Data shown ::

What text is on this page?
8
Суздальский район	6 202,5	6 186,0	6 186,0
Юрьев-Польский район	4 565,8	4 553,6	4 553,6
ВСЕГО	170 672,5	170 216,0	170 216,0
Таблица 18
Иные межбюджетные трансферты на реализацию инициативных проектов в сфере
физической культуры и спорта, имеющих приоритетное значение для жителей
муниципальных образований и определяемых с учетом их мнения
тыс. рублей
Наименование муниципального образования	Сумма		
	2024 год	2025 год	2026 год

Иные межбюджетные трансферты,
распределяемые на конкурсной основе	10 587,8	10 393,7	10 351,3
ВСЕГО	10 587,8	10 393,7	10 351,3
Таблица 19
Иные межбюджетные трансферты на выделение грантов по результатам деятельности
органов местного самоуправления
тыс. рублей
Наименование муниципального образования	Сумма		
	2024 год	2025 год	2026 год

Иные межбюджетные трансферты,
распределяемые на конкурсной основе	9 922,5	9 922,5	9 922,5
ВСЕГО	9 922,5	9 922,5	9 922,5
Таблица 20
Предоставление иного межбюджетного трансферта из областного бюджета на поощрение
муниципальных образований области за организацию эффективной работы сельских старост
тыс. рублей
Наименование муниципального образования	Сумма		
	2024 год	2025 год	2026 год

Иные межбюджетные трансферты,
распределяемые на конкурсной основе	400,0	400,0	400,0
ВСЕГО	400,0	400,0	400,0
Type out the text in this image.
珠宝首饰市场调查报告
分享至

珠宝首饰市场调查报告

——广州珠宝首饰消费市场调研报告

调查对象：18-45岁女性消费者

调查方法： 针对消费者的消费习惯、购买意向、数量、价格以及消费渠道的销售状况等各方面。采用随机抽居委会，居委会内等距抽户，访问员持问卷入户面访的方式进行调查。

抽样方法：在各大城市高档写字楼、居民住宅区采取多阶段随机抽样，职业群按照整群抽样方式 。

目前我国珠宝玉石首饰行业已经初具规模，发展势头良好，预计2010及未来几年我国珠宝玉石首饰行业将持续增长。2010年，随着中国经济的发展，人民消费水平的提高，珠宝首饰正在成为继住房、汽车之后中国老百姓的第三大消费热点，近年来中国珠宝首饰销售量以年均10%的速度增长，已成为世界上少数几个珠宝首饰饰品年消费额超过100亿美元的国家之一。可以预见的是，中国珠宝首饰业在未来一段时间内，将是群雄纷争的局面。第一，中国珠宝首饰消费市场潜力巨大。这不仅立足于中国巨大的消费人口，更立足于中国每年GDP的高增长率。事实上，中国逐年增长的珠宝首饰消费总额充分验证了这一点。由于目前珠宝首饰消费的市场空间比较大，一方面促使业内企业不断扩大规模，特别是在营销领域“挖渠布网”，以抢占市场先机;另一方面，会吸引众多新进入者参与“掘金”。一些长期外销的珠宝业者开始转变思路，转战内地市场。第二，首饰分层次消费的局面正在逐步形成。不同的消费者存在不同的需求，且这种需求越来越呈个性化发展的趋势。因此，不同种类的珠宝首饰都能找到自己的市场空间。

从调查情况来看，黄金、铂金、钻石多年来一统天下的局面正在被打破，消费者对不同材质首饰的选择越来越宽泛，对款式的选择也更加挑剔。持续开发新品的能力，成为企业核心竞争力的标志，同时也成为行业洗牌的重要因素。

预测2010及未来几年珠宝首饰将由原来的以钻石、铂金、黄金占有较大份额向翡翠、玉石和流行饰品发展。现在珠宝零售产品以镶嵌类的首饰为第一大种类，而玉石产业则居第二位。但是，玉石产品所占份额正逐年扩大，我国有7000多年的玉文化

Stated task :: Filter out all lines lacking the word "распределяемые" and copy the rest.

Right answer ::
распределяемые на конкурсной основе	10 587,8	10 393,7	10 351,3
распределяемые на конкурсной основе	9 922,5	9 922,5	9 922,5
распределяемые на конкурсной основе	400,0	400,0	400,0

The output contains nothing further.